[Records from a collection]
--*--
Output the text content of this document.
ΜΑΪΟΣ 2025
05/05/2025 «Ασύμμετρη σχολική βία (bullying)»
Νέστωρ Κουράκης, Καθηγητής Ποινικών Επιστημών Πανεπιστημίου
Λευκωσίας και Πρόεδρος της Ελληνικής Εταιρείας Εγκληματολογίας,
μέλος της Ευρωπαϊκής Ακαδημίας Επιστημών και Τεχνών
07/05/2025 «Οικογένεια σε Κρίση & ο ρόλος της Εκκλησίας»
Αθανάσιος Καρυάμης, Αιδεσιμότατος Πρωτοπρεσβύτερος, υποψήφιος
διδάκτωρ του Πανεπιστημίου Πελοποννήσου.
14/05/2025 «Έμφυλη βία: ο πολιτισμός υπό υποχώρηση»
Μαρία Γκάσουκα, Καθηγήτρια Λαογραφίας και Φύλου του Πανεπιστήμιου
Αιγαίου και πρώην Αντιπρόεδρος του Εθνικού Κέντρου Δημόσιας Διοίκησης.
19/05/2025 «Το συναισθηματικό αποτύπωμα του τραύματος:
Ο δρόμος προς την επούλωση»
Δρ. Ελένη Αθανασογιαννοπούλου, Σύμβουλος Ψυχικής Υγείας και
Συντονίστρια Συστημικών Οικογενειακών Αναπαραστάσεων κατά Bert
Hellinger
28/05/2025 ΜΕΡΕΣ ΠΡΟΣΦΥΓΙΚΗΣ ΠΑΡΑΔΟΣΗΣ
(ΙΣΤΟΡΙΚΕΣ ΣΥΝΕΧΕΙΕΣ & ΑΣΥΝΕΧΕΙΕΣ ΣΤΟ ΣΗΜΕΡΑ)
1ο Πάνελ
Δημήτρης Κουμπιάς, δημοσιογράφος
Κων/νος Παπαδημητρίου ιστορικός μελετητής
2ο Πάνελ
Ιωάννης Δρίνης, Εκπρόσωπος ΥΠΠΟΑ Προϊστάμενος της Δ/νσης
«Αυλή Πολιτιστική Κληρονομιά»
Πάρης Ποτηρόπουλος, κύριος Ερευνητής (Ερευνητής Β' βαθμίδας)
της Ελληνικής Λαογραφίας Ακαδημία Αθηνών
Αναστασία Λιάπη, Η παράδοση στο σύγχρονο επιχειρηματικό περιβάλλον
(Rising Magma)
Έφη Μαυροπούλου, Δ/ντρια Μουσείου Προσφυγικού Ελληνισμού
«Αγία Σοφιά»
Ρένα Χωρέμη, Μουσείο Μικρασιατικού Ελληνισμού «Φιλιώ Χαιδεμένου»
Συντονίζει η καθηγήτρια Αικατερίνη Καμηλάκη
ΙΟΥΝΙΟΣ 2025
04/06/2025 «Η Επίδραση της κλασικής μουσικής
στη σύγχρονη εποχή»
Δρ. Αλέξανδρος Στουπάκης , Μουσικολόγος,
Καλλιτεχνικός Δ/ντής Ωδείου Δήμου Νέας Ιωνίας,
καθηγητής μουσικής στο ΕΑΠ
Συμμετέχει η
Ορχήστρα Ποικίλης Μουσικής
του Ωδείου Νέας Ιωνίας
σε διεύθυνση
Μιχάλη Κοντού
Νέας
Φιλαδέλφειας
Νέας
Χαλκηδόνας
--*--
## Requirement:
Extract the complete listing above, reproducing each line exactly.

## Complete response:
Output the text content of this document.
ΜΑΪΟΣ 2025
05/05/2025 «Ασύμμετρη σχολική βία (bullying)»
Νέστωρ Κουράκης, Καθηγητής Ποινικών Επιστημών Πανεπιστημίου
Λευκωσίας και Πρόεδρος της Ελληνικής Εταιρείας Εγκληματολογίας,
μέλος της Ευρωπαϊκής Ακαδημίας Επιστημών και Τεχνών
07/05/2025 «Οικογένεια σε Κρίση & ο ρόλος της Εκκλησίας»
Αθανάσιος Καρυάμης, Αιδεσιμότατος Πρωτοπρεσβύτερος, υποψήφιος
διδάκτωρ του Πανεπιστημίου Πελοποννήσου.
14/05/2025 «Έμφυλη βία: ο πολιτισμός υπό υποχώρηση»
Μαρία Γκάσουκα, Καθηγήτρια Λαογραφίας και Φύλου του Πανεπιστήμιου
Αιγαίου και πρώην Αντιπρόεδρος του Εθνικού Κέντρου Δημόσιας Διοίκησης.
19/05/2025 «Το συναισθηματικό αποτύπωμα του τραύματος:
Ο δρόμος προς την επούλωση»
Δρ. Ελένη Αθανασογιαννοπούλου, Σύμβουλος Ψυχικής Υγείας και
Συντονίστρια Συστημικών Οικογενειακών Αναπαραστάσεων κατά Bert
Hellinger
28/05/2025 ΜΕΡΕΣ ΠΡΟΣΦΥΓΙΚΗΣ ΠΑΡΑΔΟΣΗΣ
(ΙΣΤΟΡΙΚΕΣ ΣΥΝΕΧΕΙΕΣ & ΑΣΥΝΕΧΕΙΕΣ ΣΤΟ ΣΗΜΕΡΑ)
1ο Πάνελ
Δημήτρης Κουμπιάς, δημοσιογράφος
Κων/νος Παπαδημητρίου ιστορικός μελετητής
2ο Πάνελ
Ιωάννης Δρίνης, Εκπρόσωπος ΥΠΠΟΑ Προϊστάμενος της Δ/νσης
«Αυλή Πολιτιστική Κληρονομιά»
Πάρης Ποτηρόπουλος, κύριος Ερευνητής (Ερευνητής Β' βαθμίδας)
της Ελληνικής Λαογραφίας Ακαδημία Αθηνών
Αναστασία Λιάπη, Η παράδοση στο σύγχρονο επιχειρηματικό περιβάλλον
(Rising Magma)
Έφη Μαυροπούλου, Δ/ντρια Μουσείου Προσφυγικού Ελληνισμού
«Αγία Σοφιά»
Ρένα Χωρέμη, Μουσείο Μικρασιατικού Ελληνισμού «Φιλιώ Χαιδεμένου»
Συντονίζει η καθηγήτρια Αικατερίνη Καμηλάκη
ΙΟΥΝΙΟΣ 2025
04/06/2025 «Η Επίδραση της κλασικής μουσικής
στη σύγχρονη εποχή»
Δρ. Αλέξανδρος Στουπάκης , Μουσικολόγος,
Καλλιτεχνικός Δ/ντής Ωδείου Δήμου Νέας Ιωνίας,
καθηγητής μουσικής στο ΕΑΠ
Συμμετέχει η
Ορχήστρα Ποικίλης Μουσικής
του Ωδείου Νέας Ιωνίας
σε διεύθυνση
Μιχάλη Κοντού
Νέας
Φιλαδέλφειας
Νέας
Χαλκηδόνας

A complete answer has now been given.